Work required:
Among the records below, find each line that includes the string "JSON" and copy it.

Data in this exercise:
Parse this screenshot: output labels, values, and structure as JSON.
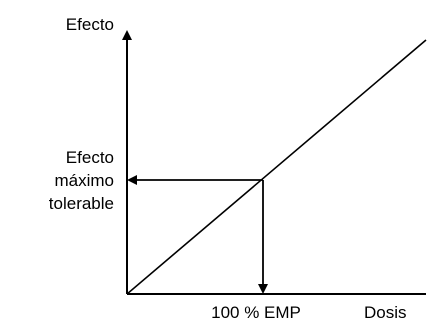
{
  "labels": {
    "y_axis": "Efecto",
    "x_axis": "Dosis",
    "y_point_line1": "Efecto",
    "y_point_line2": "máximo",
    "y_point_line3": "tolerable",
    "x_point": "100 % EMP"
  },
  "colors": {
    "ink": "#000000",
    "background": "#ffffff"
  }
}
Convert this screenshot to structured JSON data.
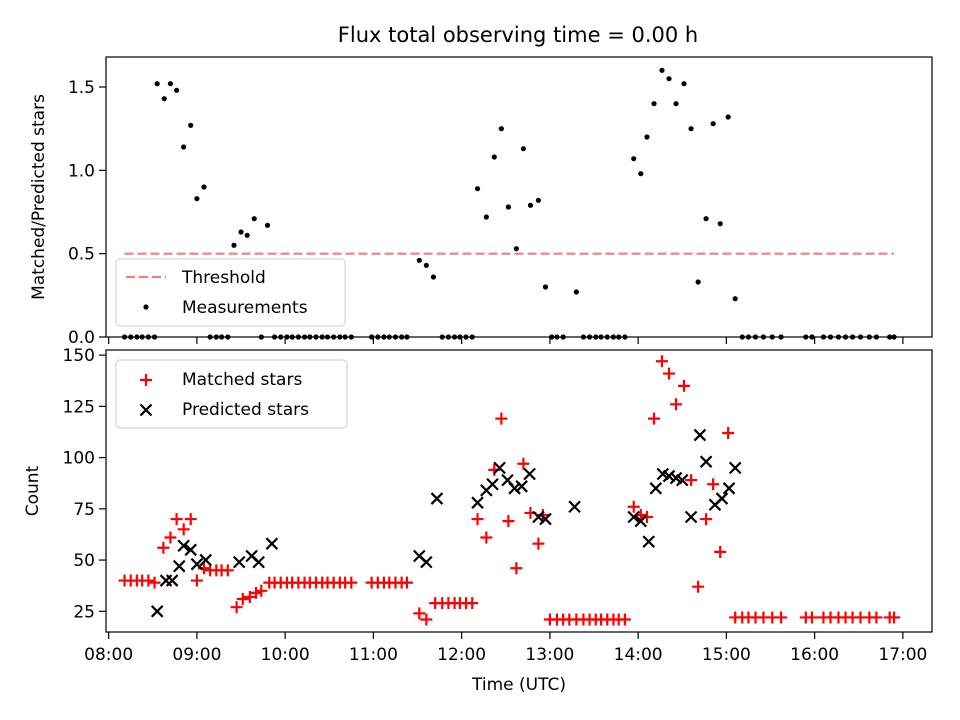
{
  "chart_data": [
    {
      "type": "scatter",
      "title": "Flux total observing time = 0.00 h",
      "xlabel": "",
      "ylabel": "Matched/Predicted stars",
      "xlim": [
        7.97,
        17.33
      ],
      "ylim": [
        0,
        1.68
      ],
      "yticks": [
        0.0,
        0.5,
        1.0,
        1.5
      ],
      "ytick_labels": [
        "0.0",
        "0.5",
        "1.0",
        "1.5"
      ],
      "threshold": {
        "value": 0.5,
        "x": [
          8.18,
          16.9
        ],
        "color": "#f08080"
      },
      "legend": {
        "position": "lower-left",
        "entries": [
          "Threshold",
          "Measurements"
        ]
      },
      "series": [
        {
          "name": "Measurements",
          "marker": "dot",
          "color": "#000000",
          "points": [
            [
              8.18,
              0
            ],
            [
              8.25,
              0
            ],
            [
              8.32,
              0
            ],
            [
              8.38,
              0
            ],
            [
              8.45,
              0
            ],
            [
              8.52,
              0
            ],
            [
              8.55,
              1.52
            ],
            [
              8.63,
              1.43
            ],
            [
              8.7,
              1.52
            ],
            [
              8.77,
              1.48
            ],
            [
              8.85,
              1.14
            ],
            [
              8.93,
              1.27
            ],
            [
              9.0,
              0.83
            ],
            [
              9.08,
              0.9
            ],
            [
              9.15,
              0
            ],
            [
              9.22,
              0
            ],
            [
              9.28,
              0
            ],
            [
              9.35,
              0
            ],
            [
              9.42,
              0.55
            ],
            [
              9.5,
              0.63
            ],
            [
              9.57,
              0.61
            ],
            [
              9.65,
              0.71
            ],
            [
              9.73,
              0
            ],
            [
              9.8,
              0.67
            ],
            [
              9.88,
              0
            ],
            [
              9.95,
              0
            ],
            [
              10.02,
              0
            ],
            [
              10.08,
              0
            ],
            [
              10.15,
              0
            ],
            [
              10.22,
              0
            ],
            [
              10.28,
              0
            ],
            [
              10.35,
              0
            ],
            [
              10.42,
              0
            ],
            [
              10.48,
              0
            ],
            [
              10.55,
              0
            ],
            [
              10.62,
              0
            ],
            [
              10.68,
              0
            ],
            [
              10.75,
              0
            ],
            [
              10.98,
              0
            ],
            [
              11.05,
              0
            ],
            [
              11.12,
              0
            ],
            [
              11.18,
              0
            ],
            [
              11.25,
              0
            ],
            [
              11.32,
              0
            ],
            [
              11.38,
              0
            ],
            [
              11.52,
              0.46
            ],
            [
              11.6,
              0.43
            ],
            [
              11.68,
              0.36
            ],
            [
              11.78,
              0
            ],
            [
              11.85,
              0
            ],
            [
              11.92,
              0
            ],
            [
              11.98,
              0
            ],
            [
              12.05,
              0
            ],
            [
              12.12,
              0
            ],
            [
              12.18,
              0.89
            ],
            [
              12.28,
              0.72
            ],
            [
              12.37,
              1.08
            ],
            [
              12.45,
              1.25
            ],
            [
              12.53,
              0.78
            ],
            [
              12.62,
              0.53
            ],
            [
              12.7,
              1.13
            ],
            [
              12.78,
              0.79
            ],
            [
              12.87,
              0.82
            ],
            [
              12.95,
              0.3
            ],
            [
              13.02,
              0
            ],
            [
              13.08,
              0
            ],
            [
              13.15,
              0
            ],
            [
              13.3,
              0.27
            ],
            [
              13.38,
              0
            ],
            [
              13.45,
              0
            ],
            [
              13.52,
              0
            ],
            [
              13.58,
              0
            ],
            [
              13.65,
              0
            ],
            [
              13.72,
              0
            ],
            [
              13.78,
              0
            ],
            [
              13.85,
              0
            ],
            [
              13.95,
              1.07
            ],
            [
              14.03,
              0.98
            ],
            [
              14.1,
              1.2
            ],
            [
              14.18,
              1.4
            ],
            [
              14.27,
              1.6
            ],
            [
              14.35,
              1.55
            ],
            [
              14.43,
              1.4
            ],
            [
              14.52,
              1.52
            ],
            [
              14.6,
              1.25
            ],
            [
              14.68,
              0.33
            ],
            [
              14.77,
              0.71
            ],
            [
              14.85,
              1.28
            ],
            [
              14.93,
              0.68
            ],
            [
              15.02,
              1.32
            ],
            [
              15.1,
              0.23
            ],
            [
              15.18,
              0
            ],
            [
              15.25,
              0
            ],
            [
              15.33,
              0
            ],
            [
              15.42,
              0
            ],
            [
              15.52,
              0
            ],
            [
              15.62,
              0
            ],
            [
              15.9,
              0
            ],
            [
              15.97,
              0
            ],
            [
              16.1,
              0
            ],
            [
              16.18,
              0
            ],
            [
              16.27,
              0
            ],
            [
              16.35,
              0
            ],
            [
              16.43,
              0
            ],
            [
              16.52,
              0
            ],
            [
              16.62,
              0
            ],
            [
              16.7,
              0
            ],
            [
              16.85,
              0
            ],
            [
              16.9,
              0
            ]
          ]
        }
      ]
    },
    {
      "type": "scatter",
      "title": "",
      "xlabel": "Time (UTC)",
      "ylabel": "Count",
      "xlim": [
        7.97,
        17.33
      ],
      "ylim": [
        14.9,
        152.5
      ],
      "yticks": [
        25,
        50,
        75,
        100,
        125,
        150
      ],
      "ytick_labels": [
        "25",
        "50",
        "75",
        "100",
        "125",
        "150"
      ],
      "xticks": [
        8,
        9,
        10,
        11,
        12,
        13,
        14,
        15,
        16,
        17
      ],
      "xtick_labels": [
        "08:00",
        "09:00",
        "10:00",
        "11:00",
        "12:00",
        "13:00",
        "14:00",
        "15:00",
        "16:00",
        "17:00"
      ],
      "legend": {
        "position": "top-left",
        "entries": [
          "Matched stars",
          "Predicted stars"
        ]
      },
      "series": [
        {
          "name": "Matched stars",
          "marker": "plus",
          "color": "#ff0000",
          "points": [
            [
              8.18,
              40
            ],
            [
              8.25,
              40
            ],
            [
              8.32,
              40
            ],
            [
              8.38,
              40
            ],
            [
              8.45,
              40
            ],
            [
              8.52,
              39
            ],
            [
              8.62,
              56
            ],
            [
              8.7,
              61
            ],
            [
              8.77,
              70
            ],
            [
              8.85,
              65
            ],
            [
              8.93,
              70
            ],
            [
              9.0,
              40
            ],
            [
              9.08,
              46
            ],
            [
              9.15,
              45
            ],
            [
              9.22,
              45
            ],
            [
              9.28,
              45
            ],
            [
              9.35,
              45
            ],
            [
              9.45,
              27
            ],
            [
              9.52,
              31
            ],
            [
              9.6,
              32
            ],
            [
              9.67,
              34
            ],
            [
              9.73,
              35
            ],
            [
              9.82,
              39
            ],
            [
              9.88,
              39
            ],
            [
              9.95,
              39
            ],
            [
              10.02,
              39
            ],
            [
              10.08,
              39
            ],
            [
              10.15,
              39
            ],
            [
              10.22,
              39
            ],
            [
              10.28,
              39
            ],
            [
              10.35,
              39
            ],
            [
              10.42,
              39
            ],
            [
              10.48,
              39
            ],
            [
              10.55,
              39
            ],
            [
              10.62,
              39
            ],
            [
              10.68,
              39
            ],
            [
              10.75,
              39
            ],
            [
              10.98,
              39
            ],
            [
              11.05,
              39
            ],
            [
              11.12,
              39
            ],
            [
              11.18,
              39
            ],
            [
              11.25,
              39
            ],
            [
              11.32,
              39
            ],
            [
              11.38,
              39
            ],
            [
              11.52,
              24
            ],
            [
              11.6,
              21
            ],
            [
              11.7,
              29
            ],
            [
              11.78,
              29
            ],
            [
              11.85,
              29
            ],
            [
              11.92,
              29
            ],
            [
              11.98,
              29
            ],
            [
              12.05,
              29
            ],
            [
              12.12,
              29
            ],
            [
              12.18,
              70
            ],
            [
              12.28,
              61
            ],
            [
              12.37,
              94
            ],
            [
              12.45,
              119
            ],
            [
              12.53,
              69
            ],
            [
              12.62,
              46
            ],
            [
              12.7,
              97
            ],
            [
              12.78,
              73
            ],
            [
              12.87,
              58
            ],
            [
              12.92,
              72
            ],
            [
              13.0,
              21
            ],
            [
              13.08,
              21
            ],
            [
              13.15,
              21
            ],
            [
              13.22,
              21
            ],
            [
              13.3,
              21
            ],
            [
              13.38,
              21
            ],
            [
              13.45,
              21
            ],
            [
              13.52,
              21
            ],
            [
              13.58,
              21
            ],
            [
              13.65,
              21
            ],
            [
              13.72,
              21
            ],
            [
              13.78,
              21
            ],
            [
              13.85,
              21
            ],
            [
              13.95,
              76
            ],
            [
              14.03,
              72
            ],
            [
              14.1,
              71
            ],
            [
              14.18,
              119
            ],
            [
              14.27,
              147
            ],
            [
              14.35,
              141
            ],
            [
              14.43,
              126
            ],
            [
              14.52,
              135
            ],
            [
              14.6,
              89
            ],
            [
              14.68,
              37
            ],
            [
              14.77,
              70
            ],
            [
              14.85,
              87
            ],
            [
              14.93,
              54
            ],
            [
              15.02,
              112
            ],
            [
              15.1,
              22
            ],
            [
              15.18,
              22
            ],
            [
              15.25,
              22
            ],
            [
              15.33,
              22
            ],
            [
              15.42,
              22
            ],
            [
              15.52,
              22
            ],
            [
              15.62,
              22
            ],
            [
              15.9,
              22
            ],
            [
              15.97,
              22
            ],
            [
              16.1,
              22
            ],
            [
              16.18,
              22
            ],
            [
              16.27,
              22
            ],
            [
              16.35,
              22
            ],
            [
              16.43,
              22
            ],
            [
              16.52,
              22
            ],
            [
              16.62,
              22
            ],
            [
              16.7,
              22
            ],
            [
              16.85,
              22
            ],
            [
              16.9,
              22
            ]
          ]
        },
        {
          "name": "Predicted stars",
          "marker": "x",
          "color": "#000000",
          "points": [
            [
              8.55,
              25
            ],
            [
              8.65,
              40
            ],
            [
              8.72,
              40
            ],
            [
              8.8,
              47
            ],
            [
              8.85,
              57
            ],
            [
              8.93,
              55
            ],
            [
              9.0,
              48
            ],
            [
              9.1,
              50
            ],
            [
              9.48,
              49
            ],
            [
              9.62,
              52
            ],
            [
              9.7,
              49
            ],
            [
              9.85,
              58
            ],
            [
              11.52,
              52
            ],
            [
              11.6,
              49
            ],
            [
              11.72,
              80
            ],
            [
              12.18,
              78
            ],
            [
              12.28,
              84
            ],
            [
              12.35,
              87
            ],
            [
              12.43,
              95
            ],
            [
              12.52,
              89
            ],
            [
              12.6,
              85
            ],
            [
              12.68,
              86
            ],
            [
              12.77,
              92
            ],
            [
              12.87,
              71
            ],
            [
              12.95,
              70
            ],
            [
              13.28,
              76
            ],
            [
              13.95,
              71
            ],
            [
              14.03,
              69
            ],
            [
              14.12,
              59
            ],
            [
              14.2,
              85
            ],
            [
              14.28,
              92
            ],
            [
              14.35,
              91
            ],
            [
              14.43,
              90
            ],
            [
              14.5,
              89
            ],
            [
              14.6,
              71
            ],
            [
              14.7,
              111
            ],
            [
              14.77,
              98
            ],
            [
              14.87,
              77
            ],
            [
              14.95,
              80
            ],
            [
              15.03,
              85
            ],
            [
              15.1,
              95
            ]
          ]
        }
      ]
    }
  ]
}
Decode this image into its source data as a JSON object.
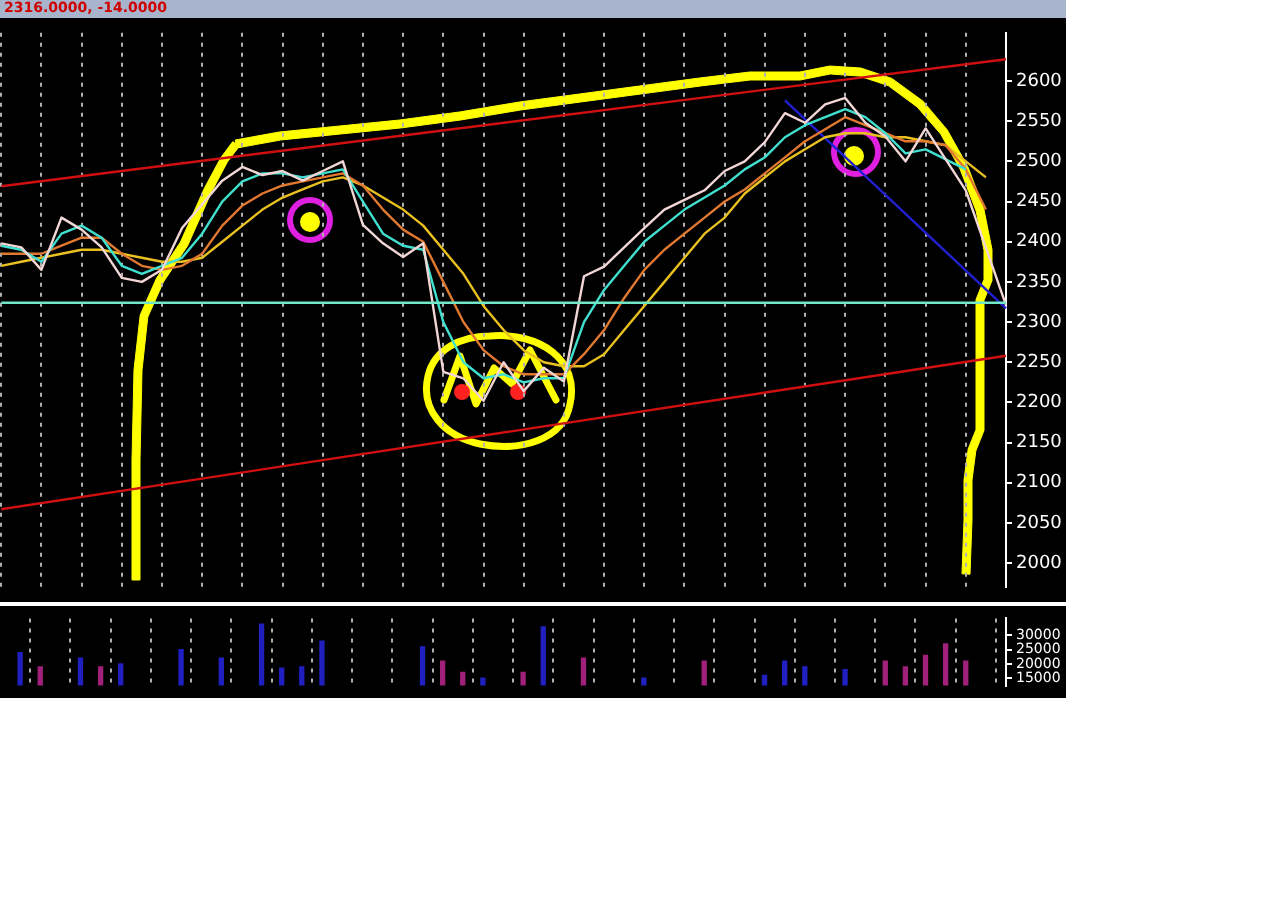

Answer to the exercise:
Parse this screenshot: output labels, values, and structure as JSON.
Convert this screenshot to structured JSON data.
Decode this image into its source data as a JSON object.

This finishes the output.